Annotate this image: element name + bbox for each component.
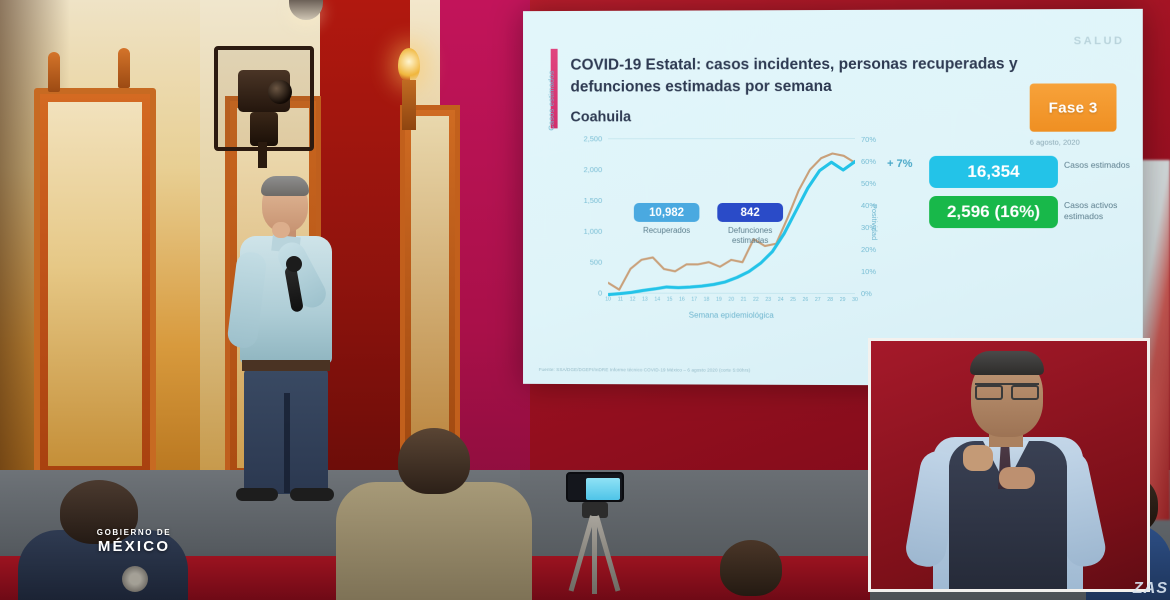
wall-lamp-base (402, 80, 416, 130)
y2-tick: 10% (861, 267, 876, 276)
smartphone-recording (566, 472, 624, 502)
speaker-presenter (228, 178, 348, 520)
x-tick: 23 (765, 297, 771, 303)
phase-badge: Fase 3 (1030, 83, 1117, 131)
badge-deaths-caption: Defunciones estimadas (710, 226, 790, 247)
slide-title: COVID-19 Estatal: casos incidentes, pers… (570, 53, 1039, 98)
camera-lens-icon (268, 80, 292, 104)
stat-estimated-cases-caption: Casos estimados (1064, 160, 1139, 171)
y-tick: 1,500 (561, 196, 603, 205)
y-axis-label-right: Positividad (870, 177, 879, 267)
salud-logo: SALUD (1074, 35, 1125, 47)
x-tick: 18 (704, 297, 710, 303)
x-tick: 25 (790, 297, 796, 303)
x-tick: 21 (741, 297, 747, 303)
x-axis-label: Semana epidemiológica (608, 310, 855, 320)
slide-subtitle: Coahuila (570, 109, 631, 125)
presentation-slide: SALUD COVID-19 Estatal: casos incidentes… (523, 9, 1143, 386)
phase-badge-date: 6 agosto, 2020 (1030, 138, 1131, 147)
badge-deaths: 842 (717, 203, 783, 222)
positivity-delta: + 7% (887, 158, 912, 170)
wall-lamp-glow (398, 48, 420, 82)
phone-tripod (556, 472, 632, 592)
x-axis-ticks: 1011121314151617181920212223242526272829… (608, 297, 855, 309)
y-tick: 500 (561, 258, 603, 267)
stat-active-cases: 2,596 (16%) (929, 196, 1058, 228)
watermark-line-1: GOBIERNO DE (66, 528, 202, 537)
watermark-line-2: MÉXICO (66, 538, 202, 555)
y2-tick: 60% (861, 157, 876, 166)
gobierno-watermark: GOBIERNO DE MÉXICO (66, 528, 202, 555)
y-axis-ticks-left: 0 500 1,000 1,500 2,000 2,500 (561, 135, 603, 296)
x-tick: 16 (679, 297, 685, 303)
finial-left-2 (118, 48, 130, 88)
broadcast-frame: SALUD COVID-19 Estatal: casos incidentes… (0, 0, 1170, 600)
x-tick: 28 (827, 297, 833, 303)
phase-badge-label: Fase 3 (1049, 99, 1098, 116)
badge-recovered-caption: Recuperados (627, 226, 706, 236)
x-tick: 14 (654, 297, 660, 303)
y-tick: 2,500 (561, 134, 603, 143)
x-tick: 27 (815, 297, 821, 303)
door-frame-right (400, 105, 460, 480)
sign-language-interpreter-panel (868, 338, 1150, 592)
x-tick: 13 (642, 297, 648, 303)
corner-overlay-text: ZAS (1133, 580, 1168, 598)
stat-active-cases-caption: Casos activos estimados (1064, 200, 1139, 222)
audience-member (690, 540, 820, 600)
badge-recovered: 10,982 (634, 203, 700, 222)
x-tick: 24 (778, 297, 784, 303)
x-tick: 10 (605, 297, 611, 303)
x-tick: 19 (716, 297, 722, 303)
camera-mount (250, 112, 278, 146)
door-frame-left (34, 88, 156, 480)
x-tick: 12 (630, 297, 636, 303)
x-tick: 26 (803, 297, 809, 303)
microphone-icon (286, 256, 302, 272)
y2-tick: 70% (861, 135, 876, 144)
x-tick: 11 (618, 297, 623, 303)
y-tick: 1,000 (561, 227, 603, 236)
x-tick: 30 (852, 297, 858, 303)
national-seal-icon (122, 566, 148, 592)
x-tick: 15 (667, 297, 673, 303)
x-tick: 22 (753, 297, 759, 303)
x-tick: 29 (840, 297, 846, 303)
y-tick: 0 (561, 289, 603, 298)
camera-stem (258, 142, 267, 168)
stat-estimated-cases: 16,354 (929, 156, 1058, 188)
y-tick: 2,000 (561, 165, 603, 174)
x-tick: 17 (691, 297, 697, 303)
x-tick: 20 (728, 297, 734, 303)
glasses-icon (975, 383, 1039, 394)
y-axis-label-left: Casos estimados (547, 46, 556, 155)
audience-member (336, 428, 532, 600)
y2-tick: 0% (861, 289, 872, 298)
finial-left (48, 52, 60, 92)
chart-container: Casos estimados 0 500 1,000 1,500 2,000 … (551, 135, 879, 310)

◆ ◆ ◆ ◆ ◆ ◆ ◆

* YOUR TASK
Rewrite the lines of the material from the line with "wall-lamp-base (402, 80, 416, 130)" up to and including the line with "y-tick: 500 (561, 258, 603, 267)", with "phone-tripod" replaced by "camera-tripod" and everything else left unchanged.

* WRITTEN RESPONSE
wall-lamp-base (402, 80, 416, 130)
y2-tick: 10% (861, 267, 876, 276)
smartphone-recording (566, 472, 624, 502)
speaker-presenter (228, 178, 348, 520)
x-tick: 23 (765, 297, 771, 303)
phase-badge: Fase 3 (1030, 83, 1117, 131)
badge-deaths-caption: Defunciones estimadas (710, 226, 790, 247)
slide-title: COVID-19 Estatal: casos incidentes, pers… (570, 53, 1039, 98)
camera-lens-icon (268, 80, 292, 104)
stat-estimated-cases-caption: Casos estimados (1064, 160, 1139, 171)
y-tick: 1,500 (561, 196, 603, 205)
y-axis-label-right: Positividad (870, 177, 879, 267)
salud-logo: SALUD (1074, 35, 1125, 47)
x-tick: 18 (704, 297, 710, 303)
x-tick: 25 (790, 297, 796, 303)
x-tick: 21 (741, 297, 747, 303)
x-axis-label: Semana epidemiológica (608, 310, 855, 320)
slide-subtitle: Coahuila (570, 109, 631, 125)
presentation-slide: SALUD COVID-19 Estatal: casos incidentes… (523, 9, 1143, 386)
phase-badge-date: 6 agosto, 2020 (1030, 138, 1131, 147)
badge-deaths: 842 (717, 203, 783, 222)
positivity-delta: + 7% (887, 158, 912, 170)
wall-lamp-glow (398, 48, 420, 82)
camera-tripod (556, 472, 632, 592)
x-axis-ticks: 1011121314151617181920212223242526272829… (608, 297, 855, 309)
y-tick: 500 (561, 258, 603, 267)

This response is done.